--- START OF Records to use ---

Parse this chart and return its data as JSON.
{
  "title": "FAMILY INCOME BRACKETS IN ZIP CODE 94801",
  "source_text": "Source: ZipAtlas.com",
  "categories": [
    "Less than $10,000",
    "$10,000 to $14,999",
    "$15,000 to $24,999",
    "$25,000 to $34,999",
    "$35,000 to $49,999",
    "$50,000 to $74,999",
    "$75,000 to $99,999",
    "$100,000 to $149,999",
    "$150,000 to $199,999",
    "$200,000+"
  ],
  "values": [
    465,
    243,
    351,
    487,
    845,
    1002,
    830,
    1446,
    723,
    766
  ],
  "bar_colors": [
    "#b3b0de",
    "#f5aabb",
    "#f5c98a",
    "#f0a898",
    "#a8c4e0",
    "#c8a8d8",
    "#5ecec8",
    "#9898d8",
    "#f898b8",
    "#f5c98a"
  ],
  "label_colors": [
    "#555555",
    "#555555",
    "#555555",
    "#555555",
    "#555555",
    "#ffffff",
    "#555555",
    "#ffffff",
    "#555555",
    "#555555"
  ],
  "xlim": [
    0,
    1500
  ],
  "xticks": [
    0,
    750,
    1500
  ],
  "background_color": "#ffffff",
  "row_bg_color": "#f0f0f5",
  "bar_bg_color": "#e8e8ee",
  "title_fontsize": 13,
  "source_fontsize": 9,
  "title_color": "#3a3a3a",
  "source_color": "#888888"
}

--- END OF Records to use ---
--- START OF Records to use ---

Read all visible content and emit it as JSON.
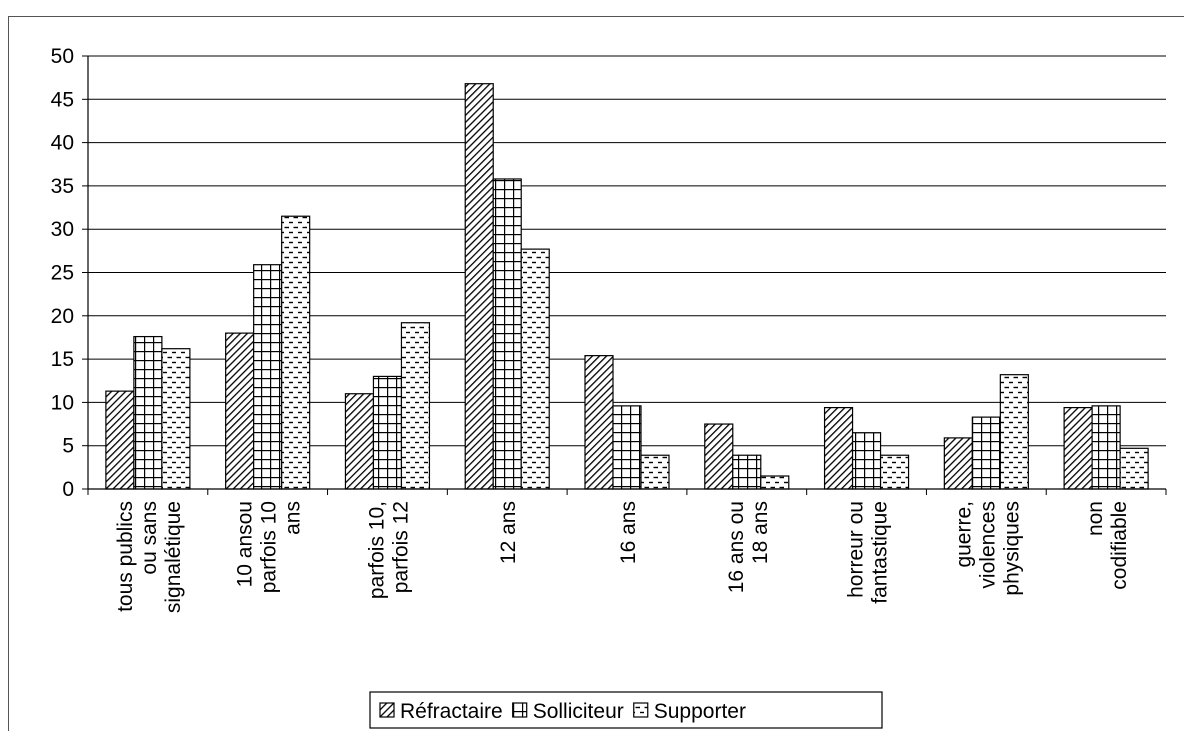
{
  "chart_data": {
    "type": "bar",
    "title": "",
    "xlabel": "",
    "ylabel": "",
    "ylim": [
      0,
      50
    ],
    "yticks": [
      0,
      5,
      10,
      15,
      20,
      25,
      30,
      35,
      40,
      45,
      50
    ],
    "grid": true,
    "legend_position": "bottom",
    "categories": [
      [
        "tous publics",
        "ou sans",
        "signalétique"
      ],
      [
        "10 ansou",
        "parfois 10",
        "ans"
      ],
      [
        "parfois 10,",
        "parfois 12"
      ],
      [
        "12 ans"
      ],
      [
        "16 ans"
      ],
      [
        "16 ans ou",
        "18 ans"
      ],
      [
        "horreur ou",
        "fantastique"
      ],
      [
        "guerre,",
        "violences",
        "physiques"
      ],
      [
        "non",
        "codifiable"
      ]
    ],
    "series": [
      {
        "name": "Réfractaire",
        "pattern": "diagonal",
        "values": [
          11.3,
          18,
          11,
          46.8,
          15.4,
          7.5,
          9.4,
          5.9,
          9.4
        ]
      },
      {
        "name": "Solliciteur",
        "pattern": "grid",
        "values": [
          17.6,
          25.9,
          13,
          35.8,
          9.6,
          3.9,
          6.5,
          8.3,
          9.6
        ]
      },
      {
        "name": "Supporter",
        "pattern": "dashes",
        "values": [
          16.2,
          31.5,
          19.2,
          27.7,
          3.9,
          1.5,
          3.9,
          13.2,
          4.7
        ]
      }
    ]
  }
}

--- END OF Records to use ---
--- START OF Records to use ---

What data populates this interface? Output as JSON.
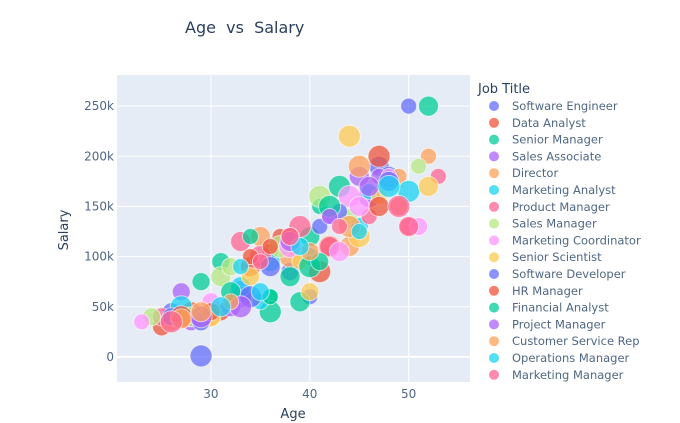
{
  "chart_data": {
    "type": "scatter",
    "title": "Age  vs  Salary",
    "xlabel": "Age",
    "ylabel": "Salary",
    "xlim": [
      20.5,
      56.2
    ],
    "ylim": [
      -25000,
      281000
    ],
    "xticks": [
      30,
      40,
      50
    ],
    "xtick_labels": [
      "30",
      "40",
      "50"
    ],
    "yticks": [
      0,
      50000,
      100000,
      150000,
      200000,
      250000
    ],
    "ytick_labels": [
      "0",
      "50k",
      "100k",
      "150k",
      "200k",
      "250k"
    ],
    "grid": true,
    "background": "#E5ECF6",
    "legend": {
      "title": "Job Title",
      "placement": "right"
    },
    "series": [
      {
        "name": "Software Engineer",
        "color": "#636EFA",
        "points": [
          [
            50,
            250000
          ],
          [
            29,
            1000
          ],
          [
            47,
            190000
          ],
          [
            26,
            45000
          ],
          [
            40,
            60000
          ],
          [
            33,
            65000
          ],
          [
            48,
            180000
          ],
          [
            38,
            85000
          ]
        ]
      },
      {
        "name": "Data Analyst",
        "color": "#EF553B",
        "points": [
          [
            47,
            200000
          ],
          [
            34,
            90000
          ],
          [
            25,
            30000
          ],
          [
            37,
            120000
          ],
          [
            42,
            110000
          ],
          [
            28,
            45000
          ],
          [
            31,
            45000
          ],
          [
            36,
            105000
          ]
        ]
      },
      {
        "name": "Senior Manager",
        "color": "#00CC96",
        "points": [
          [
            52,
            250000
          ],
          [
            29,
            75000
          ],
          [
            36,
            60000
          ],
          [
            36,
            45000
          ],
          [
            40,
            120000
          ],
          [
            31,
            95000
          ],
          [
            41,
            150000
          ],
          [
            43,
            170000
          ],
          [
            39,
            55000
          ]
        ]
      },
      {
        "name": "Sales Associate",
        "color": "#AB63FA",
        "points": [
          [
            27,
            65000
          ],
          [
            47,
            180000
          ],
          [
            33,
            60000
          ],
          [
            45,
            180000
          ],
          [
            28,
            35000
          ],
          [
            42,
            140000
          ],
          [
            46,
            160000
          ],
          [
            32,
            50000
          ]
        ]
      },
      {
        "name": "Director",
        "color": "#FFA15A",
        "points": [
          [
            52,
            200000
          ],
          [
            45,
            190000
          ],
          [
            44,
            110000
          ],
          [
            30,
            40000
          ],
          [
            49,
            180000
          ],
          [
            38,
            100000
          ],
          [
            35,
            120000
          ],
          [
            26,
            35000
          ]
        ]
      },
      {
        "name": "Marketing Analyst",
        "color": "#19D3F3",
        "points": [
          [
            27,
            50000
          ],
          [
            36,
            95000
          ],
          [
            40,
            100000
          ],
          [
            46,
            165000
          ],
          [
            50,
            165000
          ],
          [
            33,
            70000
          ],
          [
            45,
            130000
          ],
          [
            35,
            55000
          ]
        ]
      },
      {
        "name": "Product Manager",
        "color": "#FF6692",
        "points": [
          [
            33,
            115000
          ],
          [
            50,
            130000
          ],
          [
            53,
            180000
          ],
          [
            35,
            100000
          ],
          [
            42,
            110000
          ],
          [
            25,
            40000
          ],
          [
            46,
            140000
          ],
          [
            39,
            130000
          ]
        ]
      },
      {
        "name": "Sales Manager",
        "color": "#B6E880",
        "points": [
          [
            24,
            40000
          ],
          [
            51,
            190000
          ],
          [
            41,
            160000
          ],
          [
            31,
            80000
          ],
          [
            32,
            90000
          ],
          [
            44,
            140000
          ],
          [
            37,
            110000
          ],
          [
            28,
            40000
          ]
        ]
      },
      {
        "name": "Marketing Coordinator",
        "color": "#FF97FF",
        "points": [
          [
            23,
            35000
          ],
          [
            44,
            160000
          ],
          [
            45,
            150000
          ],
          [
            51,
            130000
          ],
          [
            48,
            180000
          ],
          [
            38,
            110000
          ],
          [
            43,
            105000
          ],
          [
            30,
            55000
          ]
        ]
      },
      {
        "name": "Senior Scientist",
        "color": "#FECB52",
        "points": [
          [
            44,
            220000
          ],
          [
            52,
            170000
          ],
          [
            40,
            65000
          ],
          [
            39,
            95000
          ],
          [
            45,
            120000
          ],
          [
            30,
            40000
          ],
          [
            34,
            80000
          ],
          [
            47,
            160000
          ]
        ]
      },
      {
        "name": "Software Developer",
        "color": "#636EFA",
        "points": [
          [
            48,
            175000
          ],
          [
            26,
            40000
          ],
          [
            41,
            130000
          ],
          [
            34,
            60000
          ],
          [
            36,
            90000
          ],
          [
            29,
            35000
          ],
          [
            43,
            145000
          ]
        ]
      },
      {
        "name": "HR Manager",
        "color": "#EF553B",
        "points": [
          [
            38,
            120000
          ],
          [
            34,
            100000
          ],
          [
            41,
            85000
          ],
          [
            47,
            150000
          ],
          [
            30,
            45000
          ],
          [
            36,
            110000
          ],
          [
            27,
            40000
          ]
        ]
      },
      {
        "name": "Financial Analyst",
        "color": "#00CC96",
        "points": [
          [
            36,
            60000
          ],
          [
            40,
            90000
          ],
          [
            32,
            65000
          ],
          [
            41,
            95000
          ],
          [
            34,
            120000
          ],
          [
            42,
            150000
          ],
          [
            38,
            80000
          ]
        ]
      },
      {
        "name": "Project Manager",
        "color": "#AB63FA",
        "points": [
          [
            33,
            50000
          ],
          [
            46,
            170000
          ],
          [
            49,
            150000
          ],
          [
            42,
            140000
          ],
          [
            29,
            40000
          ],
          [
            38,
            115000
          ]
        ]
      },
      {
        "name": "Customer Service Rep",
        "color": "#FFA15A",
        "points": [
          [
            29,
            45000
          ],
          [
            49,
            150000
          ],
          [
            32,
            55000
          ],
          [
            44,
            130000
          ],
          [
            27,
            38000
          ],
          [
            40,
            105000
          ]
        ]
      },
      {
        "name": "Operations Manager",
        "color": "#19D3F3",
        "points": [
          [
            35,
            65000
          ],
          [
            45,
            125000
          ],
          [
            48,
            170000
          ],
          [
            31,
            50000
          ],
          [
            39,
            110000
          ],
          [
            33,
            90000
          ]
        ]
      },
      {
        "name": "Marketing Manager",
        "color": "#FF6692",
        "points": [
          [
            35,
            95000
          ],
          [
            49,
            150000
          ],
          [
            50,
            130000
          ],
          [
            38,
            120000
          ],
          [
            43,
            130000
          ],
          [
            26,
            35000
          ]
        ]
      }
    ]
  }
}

--- END OF Records to use ---

**Written instruction**
Return all lines containing "Marketing".

**Response below**
        "name": "Marketing Analyst",
        "name": "Marketing Coordinator",
        "name": "Marketing Manager",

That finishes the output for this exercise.